— START OF Data section —

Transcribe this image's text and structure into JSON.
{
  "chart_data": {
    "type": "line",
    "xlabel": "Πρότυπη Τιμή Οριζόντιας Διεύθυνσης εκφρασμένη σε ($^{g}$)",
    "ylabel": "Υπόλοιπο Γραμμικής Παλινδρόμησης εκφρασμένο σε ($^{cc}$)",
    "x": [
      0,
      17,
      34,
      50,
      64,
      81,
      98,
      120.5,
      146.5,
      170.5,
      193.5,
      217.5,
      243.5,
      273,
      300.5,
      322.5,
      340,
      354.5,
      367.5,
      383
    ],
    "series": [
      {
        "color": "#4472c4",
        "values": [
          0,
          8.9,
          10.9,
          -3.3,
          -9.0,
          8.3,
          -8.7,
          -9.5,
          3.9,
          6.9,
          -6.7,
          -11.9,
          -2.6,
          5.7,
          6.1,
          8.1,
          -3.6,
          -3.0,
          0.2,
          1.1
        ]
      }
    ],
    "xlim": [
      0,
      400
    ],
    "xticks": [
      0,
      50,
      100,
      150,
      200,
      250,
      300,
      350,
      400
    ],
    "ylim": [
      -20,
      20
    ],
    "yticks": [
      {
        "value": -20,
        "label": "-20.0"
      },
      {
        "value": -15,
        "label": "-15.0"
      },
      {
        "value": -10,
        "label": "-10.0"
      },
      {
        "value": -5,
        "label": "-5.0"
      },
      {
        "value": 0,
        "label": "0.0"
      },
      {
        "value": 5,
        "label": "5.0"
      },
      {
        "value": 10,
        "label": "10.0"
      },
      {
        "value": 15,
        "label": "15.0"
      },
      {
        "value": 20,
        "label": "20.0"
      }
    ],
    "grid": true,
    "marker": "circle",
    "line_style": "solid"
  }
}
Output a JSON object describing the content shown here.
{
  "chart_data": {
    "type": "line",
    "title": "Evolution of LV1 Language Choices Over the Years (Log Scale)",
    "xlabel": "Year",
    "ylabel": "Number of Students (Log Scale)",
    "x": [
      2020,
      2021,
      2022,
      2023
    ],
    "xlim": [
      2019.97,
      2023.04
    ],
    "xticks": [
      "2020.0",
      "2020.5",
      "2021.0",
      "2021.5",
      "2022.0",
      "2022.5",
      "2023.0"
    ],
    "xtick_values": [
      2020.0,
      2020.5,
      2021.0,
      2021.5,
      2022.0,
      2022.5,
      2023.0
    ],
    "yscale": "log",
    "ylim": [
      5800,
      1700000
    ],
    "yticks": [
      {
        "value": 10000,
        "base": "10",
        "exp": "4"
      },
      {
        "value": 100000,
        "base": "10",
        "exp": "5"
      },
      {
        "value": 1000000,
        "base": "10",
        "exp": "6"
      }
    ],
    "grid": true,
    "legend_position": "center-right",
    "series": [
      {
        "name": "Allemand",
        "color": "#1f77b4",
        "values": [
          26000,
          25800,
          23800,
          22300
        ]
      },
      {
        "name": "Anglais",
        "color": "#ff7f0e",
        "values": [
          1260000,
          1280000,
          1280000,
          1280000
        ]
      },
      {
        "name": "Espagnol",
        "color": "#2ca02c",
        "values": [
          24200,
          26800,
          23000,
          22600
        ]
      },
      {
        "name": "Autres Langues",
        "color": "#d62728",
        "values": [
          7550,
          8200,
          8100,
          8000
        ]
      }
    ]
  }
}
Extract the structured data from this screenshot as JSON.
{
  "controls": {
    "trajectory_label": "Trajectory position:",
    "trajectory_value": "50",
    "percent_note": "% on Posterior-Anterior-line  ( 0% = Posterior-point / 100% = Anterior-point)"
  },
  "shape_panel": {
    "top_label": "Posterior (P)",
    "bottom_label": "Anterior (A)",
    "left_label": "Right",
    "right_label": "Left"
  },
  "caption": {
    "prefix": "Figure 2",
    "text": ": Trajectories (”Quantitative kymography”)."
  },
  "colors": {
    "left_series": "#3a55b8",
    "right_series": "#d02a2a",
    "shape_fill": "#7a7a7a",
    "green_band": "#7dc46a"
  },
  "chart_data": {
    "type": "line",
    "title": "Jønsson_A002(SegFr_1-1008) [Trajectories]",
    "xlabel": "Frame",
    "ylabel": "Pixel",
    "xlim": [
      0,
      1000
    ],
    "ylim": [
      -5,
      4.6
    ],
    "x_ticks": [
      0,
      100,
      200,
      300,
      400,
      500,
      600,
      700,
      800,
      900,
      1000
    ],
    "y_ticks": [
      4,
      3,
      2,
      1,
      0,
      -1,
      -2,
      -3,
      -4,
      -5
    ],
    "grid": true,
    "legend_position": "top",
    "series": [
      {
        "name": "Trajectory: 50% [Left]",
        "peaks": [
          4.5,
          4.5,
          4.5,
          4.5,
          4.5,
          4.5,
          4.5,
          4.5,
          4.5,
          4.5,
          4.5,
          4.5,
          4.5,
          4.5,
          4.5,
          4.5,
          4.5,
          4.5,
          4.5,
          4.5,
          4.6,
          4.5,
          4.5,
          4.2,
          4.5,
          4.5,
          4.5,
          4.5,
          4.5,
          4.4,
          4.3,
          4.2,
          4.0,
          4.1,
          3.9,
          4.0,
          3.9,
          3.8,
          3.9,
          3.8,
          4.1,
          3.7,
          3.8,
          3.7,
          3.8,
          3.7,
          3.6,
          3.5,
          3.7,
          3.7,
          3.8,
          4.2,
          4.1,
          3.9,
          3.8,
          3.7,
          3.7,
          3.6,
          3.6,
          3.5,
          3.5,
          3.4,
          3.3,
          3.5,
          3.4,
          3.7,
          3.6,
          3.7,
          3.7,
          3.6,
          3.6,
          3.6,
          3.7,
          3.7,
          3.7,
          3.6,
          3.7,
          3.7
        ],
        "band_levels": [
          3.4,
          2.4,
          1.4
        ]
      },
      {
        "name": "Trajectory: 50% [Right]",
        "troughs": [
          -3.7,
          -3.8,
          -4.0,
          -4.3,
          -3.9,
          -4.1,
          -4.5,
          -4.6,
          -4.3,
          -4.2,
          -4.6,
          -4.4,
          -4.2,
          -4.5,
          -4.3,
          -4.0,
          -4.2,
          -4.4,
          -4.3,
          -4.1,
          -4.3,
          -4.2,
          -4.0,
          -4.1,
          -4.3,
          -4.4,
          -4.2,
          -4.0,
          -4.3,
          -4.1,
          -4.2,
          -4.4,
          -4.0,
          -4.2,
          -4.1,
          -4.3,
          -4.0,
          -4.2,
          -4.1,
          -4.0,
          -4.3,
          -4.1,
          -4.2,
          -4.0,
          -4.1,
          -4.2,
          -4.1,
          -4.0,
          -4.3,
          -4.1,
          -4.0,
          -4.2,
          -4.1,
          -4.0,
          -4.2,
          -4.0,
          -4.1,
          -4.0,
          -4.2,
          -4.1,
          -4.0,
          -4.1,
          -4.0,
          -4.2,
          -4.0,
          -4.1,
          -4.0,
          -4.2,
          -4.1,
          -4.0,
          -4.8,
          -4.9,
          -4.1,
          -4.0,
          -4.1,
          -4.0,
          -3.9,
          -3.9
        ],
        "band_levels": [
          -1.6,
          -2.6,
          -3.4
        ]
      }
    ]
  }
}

— END OF Data section —

Task prompt. Copy every line of the entries above in which "text" occurs.

Exercise result.
Transcribe this image's text and structure into JSON.
    "text": ": Trajectories (”Quantitative kymography”)."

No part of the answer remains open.